WRITTEN INSTRUCTION: Copy out every line in the entries below that includes "this".

Data entries
■ ■ ■ ■ ■ ■ ■
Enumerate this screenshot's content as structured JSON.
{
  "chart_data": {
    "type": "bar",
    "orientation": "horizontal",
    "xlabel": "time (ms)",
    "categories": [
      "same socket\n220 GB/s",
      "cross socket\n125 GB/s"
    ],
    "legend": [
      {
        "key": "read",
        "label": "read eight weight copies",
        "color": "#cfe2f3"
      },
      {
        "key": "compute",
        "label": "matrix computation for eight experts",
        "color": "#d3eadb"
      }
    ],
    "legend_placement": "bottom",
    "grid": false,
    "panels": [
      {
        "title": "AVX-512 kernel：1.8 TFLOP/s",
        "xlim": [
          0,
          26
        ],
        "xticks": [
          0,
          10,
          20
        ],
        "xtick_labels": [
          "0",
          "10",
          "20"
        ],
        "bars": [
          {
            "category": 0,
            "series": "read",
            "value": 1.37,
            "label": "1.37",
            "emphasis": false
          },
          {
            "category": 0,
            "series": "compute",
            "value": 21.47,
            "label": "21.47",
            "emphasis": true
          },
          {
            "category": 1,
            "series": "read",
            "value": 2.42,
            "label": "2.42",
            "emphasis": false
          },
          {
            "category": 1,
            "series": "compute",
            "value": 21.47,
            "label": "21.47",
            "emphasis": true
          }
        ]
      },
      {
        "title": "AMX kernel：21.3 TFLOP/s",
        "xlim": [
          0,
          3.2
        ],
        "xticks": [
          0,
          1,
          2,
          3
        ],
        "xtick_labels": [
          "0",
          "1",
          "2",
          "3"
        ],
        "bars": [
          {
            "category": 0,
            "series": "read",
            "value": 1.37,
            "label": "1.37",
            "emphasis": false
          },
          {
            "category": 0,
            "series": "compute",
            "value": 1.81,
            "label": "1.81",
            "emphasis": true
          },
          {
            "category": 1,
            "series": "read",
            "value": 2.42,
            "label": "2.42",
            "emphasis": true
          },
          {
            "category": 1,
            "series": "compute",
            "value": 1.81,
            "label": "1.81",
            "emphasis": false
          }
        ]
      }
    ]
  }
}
■ ■ ■ ■ ■ ■ ■
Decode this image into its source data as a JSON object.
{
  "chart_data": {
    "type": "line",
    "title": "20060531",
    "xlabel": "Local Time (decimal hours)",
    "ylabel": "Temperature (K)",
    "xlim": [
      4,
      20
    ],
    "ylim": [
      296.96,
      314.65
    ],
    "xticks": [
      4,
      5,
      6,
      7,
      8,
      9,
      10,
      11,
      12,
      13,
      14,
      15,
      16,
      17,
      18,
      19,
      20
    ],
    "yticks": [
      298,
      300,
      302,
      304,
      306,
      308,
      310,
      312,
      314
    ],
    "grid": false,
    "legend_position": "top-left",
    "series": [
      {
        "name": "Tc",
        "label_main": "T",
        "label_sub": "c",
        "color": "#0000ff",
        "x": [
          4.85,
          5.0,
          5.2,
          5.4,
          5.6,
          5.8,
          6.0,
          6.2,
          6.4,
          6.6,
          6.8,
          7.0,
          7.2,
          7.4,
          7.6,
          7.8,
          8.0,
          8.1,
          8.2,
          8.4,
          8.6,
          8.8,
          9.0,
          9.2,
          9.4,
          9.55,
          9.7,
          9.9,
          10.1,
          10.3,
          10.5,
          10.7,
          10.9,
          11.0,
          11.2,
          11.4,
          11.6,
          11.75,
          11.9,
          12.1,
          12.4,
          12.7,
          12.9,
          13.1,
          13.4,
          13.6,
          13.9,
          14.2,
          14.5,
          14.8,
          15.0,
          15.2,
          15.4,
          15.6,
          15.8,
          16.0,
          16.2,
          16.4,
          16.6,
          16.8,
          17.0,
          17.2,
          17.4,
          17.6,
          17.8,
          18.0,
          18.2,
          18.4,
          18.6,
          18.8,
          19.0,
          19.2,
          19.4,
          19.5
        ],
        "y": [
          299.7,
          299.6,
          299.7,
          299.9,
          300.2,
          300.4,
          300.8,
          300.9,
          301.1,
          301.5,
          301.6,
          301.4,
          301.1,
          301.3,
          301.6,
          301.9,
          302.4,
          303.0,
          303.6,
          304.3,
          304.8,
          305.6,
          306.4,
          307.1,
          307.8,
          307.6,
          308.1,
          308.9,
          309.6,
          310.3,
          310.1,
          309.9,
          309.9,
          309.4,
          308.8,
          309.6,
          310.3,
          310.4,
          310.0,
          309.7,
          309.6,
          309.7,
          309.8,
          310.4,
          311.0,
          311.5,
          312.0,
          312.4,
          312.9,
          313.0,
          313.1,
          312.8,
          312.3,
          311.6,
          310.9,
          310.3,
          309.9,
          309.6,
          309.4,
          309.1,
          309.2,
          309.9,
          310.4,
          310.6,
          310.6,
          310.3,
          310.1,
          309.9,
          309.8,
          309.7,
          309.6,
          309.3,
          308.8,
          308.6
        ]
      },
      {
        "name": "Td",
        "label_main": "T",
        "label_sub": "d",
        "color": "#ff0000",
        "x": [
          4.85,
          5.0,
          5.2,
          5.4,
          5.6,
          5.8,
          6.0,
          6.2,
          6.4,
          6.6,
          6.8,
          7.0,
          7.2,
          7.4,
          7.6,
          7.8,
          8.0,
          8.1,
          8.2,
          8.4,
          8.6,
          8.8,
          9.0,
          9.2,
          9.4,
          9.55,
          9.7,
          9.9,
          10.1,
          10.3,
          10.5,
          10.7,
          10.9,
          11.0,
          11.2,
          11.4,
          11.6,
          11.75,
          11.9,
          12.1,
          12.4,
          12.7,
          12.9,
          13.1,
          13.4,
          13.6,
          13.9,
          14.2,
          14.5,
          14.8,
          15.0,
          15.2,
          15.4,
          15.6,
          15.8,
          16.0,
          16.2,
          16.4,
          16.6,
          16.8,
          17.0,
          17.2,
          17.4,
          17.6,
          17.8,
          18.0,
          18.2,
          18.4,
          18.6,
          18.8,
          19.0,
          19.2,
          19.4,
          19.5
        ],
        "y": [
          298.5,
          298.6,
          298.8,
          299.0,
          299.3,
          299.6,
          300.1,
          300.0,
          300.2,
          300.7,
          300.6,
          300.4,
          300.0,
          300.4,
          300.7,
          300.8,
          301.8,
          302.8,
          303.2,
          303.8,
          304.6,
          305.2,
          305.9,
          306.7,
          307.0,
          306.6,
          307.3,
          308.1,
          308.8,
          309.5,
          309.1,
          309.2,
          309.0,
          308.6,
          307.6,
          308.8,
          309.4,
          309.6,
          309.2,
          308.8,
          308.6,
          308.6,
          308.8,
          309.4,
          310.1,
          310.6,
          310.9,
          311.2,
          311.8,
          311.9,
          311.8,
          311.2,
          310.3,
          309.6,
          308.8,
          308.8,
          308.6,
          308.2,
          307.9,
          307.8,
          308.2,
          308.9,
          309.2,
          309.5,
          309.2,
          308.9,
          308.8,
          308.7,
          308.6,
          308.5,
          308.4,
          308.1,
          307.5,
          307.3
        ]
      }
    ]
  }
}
■ ■ ■ ■ ■ ■ ■
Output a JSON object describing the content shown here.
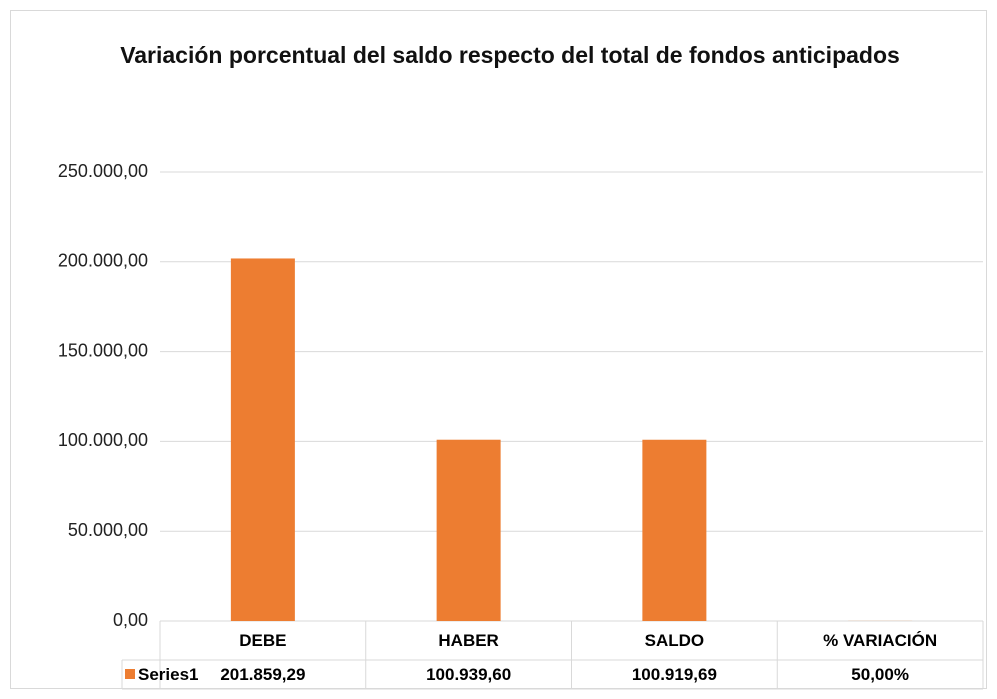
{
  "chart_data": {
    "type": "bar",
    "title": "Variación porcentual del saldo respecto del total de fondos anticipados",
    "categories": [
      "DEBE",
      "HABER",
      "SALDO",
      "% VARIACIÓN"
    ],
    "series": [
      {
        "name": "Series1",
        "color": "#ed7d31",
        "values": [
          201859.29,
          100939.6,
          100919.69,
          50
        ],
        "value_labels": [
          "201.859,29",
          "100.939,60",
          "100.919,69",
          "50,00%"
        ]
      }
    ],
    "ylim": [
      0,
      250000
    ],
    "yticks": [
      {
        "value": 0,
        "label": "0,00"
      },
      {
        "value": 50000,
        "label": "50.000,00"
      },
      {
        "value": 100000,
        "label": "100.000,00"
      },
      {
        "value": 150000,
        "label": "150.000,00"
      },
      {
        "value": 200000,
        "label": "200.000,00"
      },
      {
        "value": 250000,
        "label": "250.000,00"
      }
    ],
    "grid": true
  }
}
■ ■ ■ ■ ■ ■ ■
ANSWER BELOW:
Enumerate this screenshot's content as structured JSON.
Decode this image into its source data as a JSON object.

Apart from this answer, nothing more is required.